_EXERCISE AIM_. Rewrite everything from the line containing "List each element" down to the line containing "- sender-name: Pppat_yhy: [655, 1090, 878, 1134]", substituting "fruit-icon" for every "peach-icon" and keeping all else unchanged. Leave the pictures out.

— start DATASET —

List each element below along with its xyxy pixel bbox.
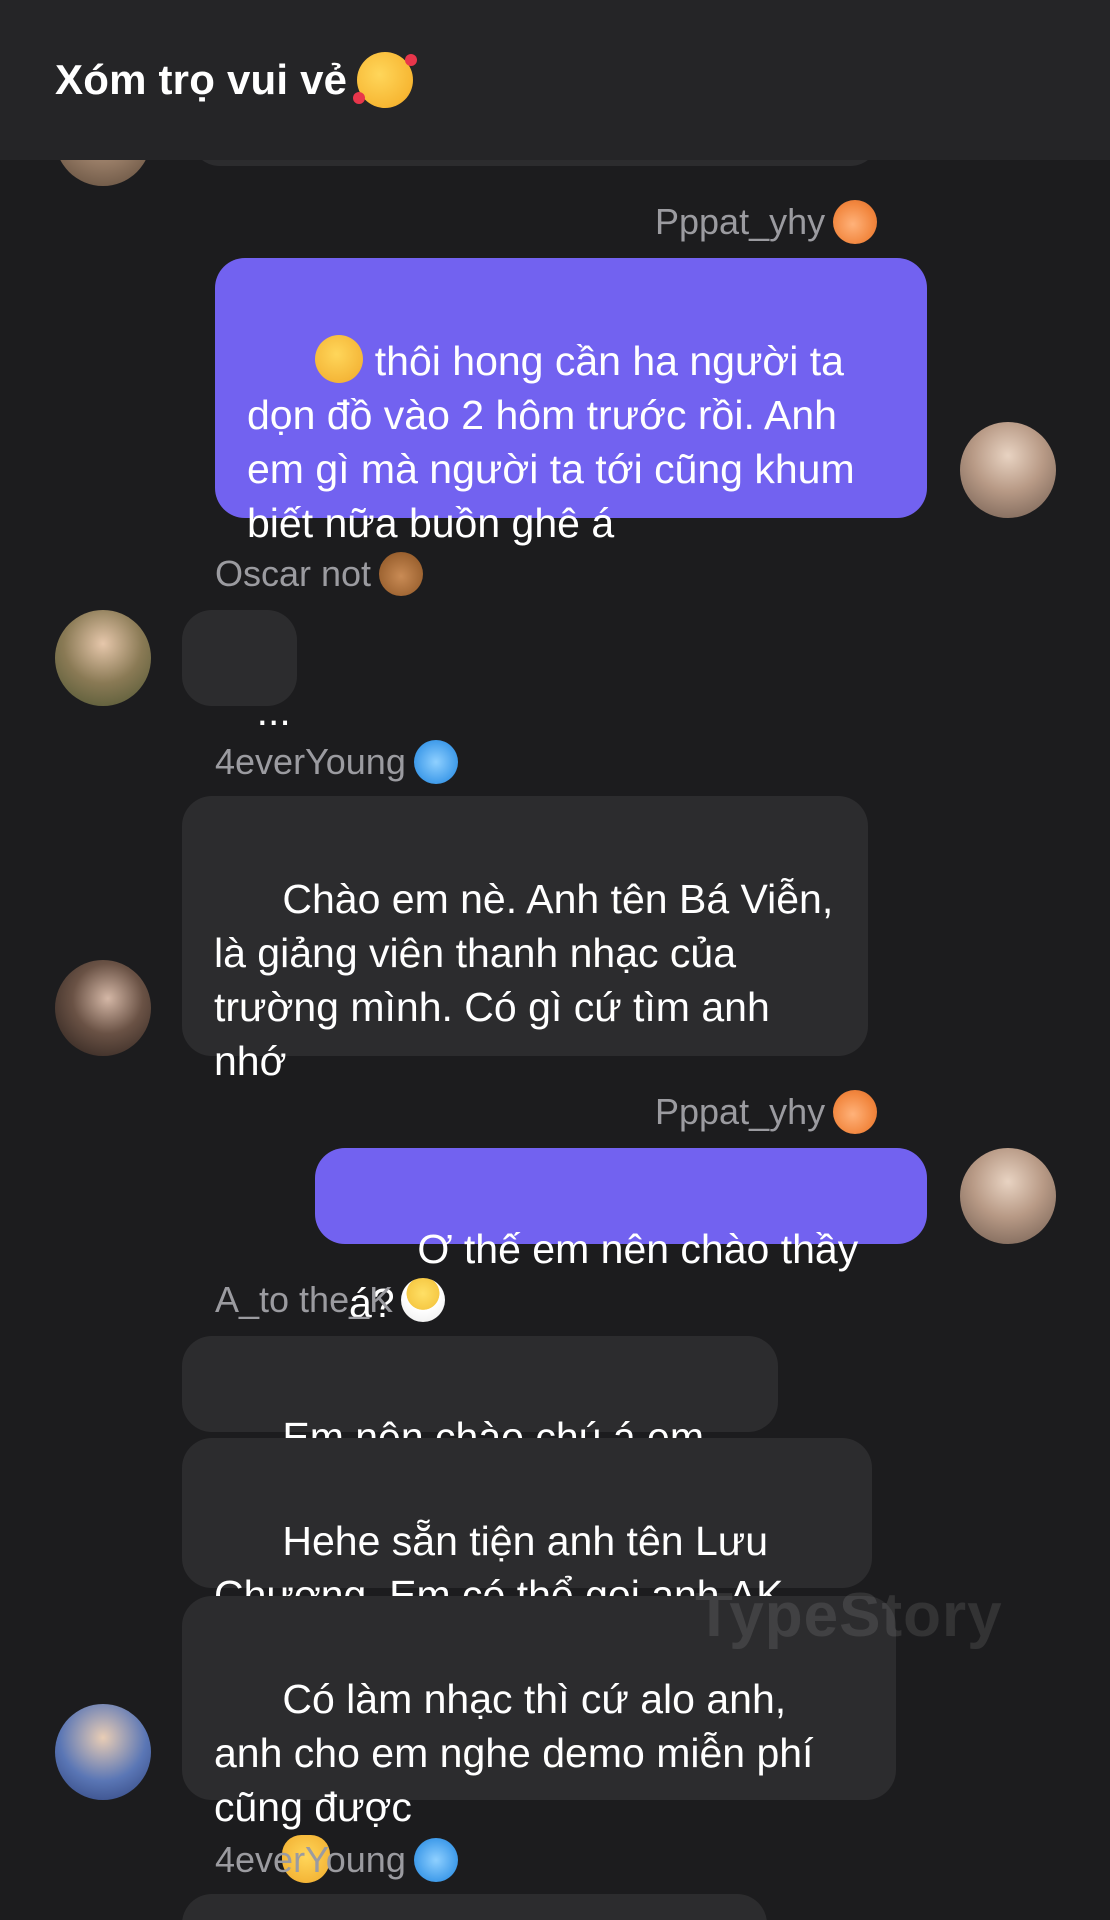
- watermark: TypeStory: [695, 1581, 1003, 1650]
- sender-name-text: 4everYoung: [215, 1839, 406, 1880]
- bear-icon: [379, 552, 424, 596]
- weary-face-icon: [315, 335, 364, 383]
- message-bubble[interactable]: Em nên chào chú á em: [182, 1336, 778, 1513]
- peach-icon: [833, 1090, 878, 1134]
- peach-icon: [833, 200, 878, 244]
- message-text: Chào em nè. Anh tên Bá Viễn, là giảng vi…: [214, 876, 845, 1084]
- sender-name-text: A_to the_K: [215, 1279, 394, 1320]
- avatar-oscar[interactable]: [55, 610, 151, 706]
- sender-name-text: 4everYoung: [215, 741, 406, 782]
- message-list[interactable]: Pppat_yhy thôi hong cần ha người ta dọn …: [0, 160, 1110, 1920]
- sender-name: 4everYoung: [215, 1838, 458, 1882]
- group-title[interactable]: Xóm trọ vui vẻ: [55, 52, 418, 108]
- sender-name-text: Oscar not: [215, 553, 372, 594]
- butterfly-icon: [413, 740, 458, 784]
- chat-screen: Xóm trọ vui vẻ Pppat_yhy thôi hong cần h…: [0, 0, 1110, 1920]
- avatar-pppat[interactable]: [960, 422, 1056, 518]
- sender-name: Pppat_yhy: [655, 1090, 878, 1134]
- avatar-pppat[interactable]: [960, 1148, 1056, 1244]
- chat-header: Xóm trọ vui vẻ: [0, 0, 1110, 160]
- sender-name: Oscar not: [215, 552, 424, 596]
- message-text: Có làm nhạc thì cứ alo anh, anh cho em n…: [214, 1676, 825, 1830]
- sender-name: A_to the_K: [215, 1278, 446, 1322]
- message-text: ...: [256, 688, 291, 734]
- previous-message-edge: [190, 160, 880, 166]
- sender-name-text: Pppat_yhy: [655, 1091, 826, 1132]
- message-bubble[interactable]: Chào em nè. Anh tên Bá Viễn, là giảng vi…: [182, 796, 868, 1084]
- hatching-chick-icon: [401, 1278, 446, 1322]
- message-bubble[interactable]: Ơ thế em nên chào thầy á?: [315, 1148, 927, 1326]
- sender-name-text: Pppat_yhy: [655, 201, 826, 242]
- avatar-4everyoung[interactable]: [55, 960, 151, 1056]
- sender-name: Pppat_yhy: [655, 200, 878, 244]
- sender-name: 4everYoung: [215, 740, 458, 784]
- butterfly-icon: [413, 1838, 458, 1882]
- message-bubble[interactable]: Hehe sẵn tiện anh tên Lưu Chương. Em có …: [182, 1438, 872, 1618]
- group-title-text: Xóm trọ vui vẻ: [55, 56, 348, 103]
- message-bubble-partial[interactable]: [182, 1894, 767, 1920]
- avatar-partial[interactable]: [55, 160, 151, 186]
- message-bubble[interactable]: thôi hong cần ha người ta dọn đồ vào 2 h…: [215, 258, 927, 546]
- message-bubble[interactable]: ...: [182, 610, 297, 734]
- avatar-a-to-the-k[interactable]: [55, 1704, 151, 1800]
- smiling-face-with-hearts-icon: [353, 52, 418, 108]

— end DATASET —
— start DATASET —

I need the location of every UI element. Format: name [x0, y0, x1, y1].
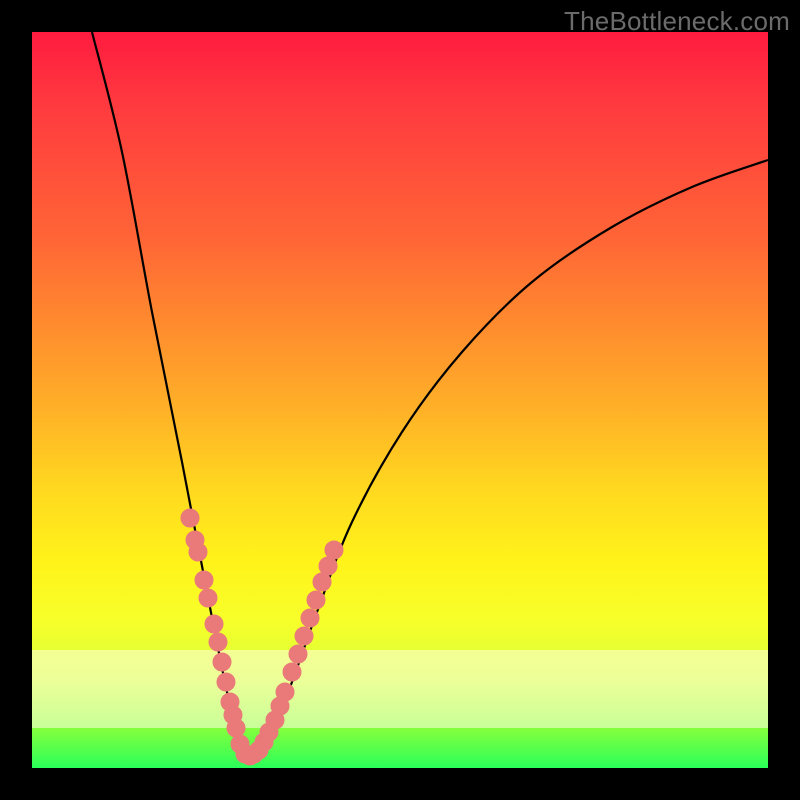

— end DATASET —

_REPLY TO THE EXERCISE_.
List each element below along with its xyxy pixel bbox.
- watermark: TypeStory: [695, 1581, 1003, 1650]
- sender-name-text: 4everYoung: [215, 1839, 406, 1880]
- bear-icon: [379, 552, 424, 596]
- weary-face-icon: [315, 335, 364, 383]
- message-bubble[interactable]: Em nên chào chú á em: [182, 1336, 778, 1513]
- fruit-icon: [833, 1090, 878, 1134]
- fruit-icon: [833, 200, 878, 244]
- message-text: Chào em nè. Anh tên Bá Viễn, là giảng vi…: [214, 876, 845, 1084]
- sender-name-text: A_to the_K: [215, 1279, 394, 1320]
- avatar-oscar[interactable]: [55, 610, 151, 706]
- sender-name-text: 4everYoung: [215, 741, 406, 782]
- message-list[interactable]: Pppat_yhy thôi hong cần ha người ta dọn …: [0, 160, 1110, 1920]
- sender-name: 4everYoung: [215, 1838, 458, 1882]
- group-title[interactable]: Xóm trọ vui vẻ: [55, 52, 418, 108]
- sender-name-text: Oscar not: [215, 553, 372, 594]
- butterfly-icon: [413, 740, 458, 784]
- chat-screen: Xóm trọ vui vẻ Pppat_yhy thôi hong cần h…: [0, 0, 1110, 1920]
- avatar-pppat[interactable]: [960, 422, 1056, 518]
- sender-name: Pppat_yhy: [655, 1090, 878, 1134]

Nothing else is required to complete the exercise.